(Dataset records of document pages)
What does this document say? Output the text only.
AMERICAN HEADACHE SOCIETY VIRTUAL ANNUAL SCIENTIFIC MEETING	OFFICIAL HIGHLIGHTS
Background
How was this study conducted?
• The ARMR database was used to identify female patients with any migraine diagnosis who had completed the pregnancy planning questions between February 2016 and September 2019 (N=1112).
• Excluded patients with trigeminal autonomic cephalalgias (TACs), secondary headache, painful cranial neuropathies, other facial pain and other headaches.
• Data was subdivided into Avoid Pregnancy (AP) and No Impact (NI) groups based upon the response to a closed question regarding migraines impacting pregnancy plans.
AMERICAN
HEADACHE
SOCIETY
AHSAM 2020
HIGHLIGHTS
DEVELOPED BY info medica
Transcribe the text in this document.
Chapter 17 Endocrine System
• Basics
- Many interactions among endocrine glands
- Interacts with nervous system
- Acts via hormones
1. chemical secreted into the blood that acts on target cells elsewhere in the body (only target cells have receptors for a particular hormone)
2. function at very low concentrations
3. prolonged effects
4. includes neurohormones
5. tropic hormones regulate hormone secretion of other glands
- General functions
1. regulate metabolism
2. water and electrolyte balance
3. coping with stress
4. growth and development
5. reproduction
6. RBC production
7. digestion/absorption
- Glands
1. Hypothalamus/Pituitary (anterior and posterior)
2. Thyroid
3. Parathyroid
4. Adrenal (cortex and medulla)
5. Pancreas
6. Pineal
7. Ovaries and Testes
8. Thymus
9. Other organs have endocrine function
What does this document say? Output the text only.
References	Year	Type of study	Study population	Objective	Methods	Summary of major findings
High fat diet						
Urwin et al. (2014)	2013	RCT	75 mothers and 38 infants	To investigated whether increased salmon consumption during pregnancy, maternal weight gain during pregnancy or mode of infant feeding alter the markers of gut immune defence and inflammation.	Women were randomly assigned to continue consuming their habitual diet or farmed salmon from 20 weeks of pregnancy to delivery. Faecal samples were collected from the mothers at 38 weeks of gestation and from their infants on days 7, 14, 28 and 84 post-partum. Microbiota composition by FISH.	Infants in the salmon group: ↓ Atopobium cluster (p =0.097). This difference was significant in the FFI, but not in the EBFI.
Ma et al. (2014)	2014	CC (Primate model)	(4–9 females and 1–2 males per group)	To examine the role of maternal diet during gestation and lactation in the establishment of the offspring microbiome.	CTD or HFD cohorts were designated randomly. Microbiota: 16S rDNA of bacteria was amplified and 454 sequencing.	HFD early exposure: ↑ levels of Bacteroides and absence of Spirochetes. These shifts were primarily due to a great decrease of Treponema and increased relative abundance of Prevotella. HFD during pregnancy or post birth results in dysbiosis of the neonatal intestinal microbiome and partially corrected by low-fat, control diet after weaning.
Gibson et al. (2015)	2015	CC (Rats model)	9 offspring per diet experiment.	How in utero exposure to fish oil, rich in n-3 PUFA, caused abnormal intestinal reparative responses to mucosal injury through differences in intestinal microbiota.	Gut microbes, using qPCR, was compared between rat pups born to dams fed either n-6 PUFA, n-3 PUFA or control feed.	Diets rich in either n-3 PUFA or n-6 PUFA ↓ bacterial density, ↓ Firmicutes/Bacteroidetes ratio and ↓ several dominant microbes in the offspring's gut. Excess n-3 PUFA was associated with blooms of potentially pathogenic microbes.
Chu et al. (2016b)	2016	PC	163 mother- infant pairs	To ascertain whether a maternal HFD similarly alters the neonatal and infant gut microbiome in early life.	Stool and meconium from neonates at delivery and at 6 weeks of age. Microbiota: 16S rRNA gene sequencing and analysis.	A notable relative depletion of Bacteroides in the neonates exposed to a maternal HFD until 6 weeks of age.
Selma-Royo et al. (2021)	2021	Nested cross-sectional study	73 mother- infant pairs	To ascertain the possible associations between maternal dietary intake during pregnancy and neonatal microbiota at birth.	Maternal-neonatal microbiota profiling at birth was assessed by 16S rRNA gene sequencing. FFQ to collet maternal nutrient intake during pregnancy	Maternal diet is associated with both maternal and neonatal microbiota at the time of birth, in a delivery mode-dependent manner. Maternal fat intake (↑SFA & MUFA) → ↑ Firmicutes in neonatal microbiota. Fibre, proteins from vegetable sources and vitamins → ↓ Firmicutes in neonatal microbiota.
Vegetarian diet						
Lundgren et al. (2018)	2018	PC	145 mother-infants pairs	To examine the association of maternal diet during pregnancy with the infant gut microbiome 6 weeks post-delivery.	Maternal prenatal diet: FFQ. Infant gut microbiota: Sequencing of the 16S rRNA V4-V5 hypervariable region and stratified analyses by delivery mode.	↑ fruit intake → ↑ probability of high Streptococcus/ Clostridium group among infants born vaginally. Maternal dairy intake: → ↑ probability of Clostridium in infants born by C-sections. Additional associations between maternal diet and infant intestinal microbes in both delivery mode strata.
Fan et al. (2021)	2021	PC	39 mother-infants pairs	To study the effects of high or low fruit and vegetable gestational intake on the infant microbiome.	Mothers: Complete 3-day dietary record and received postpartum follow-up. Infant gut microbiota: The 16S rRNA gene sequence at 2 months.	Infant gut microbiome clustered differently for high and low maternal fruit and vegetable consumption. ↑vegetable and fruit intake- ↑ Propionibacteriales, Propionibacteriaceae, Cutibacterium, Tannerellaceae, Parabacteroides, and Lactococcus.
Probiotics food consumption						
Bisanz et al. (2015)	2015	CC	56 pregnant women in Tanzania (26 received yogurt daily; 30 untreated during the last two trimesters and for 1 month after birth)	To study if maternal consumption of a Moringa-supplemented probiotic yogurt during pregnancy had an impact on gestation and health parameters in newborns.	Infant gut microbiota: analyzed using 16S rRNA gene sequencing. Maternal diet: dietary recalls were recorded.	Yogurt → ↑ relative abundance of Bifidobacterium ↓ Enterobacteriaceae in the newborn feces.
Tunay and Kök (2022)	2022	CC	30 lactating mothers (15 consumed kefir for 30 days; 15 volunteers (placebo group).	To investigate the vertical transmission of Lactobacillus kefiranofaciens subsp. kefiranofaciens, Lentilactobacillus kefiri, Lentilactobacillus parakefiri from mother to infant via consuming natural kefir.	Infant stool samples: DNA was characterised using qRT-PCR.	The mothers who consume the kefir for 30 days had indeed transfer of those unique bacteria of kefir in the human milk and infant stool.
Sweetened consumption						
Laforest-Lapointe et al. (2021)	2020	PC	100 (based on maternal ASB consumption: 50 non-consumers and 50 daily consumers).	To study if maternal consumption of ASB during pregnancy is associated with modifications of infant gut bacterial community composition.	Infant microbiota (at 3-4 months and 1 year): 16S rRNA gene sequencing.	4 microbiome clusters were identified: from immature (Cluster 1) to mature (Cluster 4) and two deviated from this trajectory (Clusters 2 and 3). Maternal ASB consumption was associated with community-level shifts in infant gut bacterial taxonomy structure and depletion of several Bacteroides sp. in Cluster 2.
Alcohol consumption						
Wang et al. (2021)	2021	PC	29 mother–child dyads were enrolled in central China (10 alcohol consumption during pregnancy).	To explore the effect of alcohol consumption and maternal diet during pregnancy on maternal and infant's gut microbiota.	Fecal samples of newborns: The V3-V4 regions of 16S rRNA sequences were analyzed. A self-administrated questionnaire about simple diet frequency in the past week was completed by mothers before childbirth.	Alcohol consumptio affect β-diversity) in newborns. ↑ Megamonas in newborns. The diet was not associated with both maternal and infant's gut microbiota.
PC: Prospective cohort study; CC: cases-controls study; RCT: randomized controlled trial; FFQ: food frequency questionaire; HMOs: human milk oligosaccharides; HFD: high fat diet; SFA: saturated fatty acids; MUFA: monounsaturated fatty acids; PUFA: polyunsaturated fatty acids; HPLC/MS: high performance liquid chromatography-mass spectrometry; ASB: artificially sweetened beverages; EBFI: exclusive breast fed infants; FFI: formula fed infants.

(Problem description): Please copy every line in the entries where "SOCIETY" appears.

(Result):
AMERICAN HEADACHE SOCIETY VIRTUAL ANNUAL SCIENTIFIC MEETING	OFFICIAL HIGHLIGHTS
SOCIETY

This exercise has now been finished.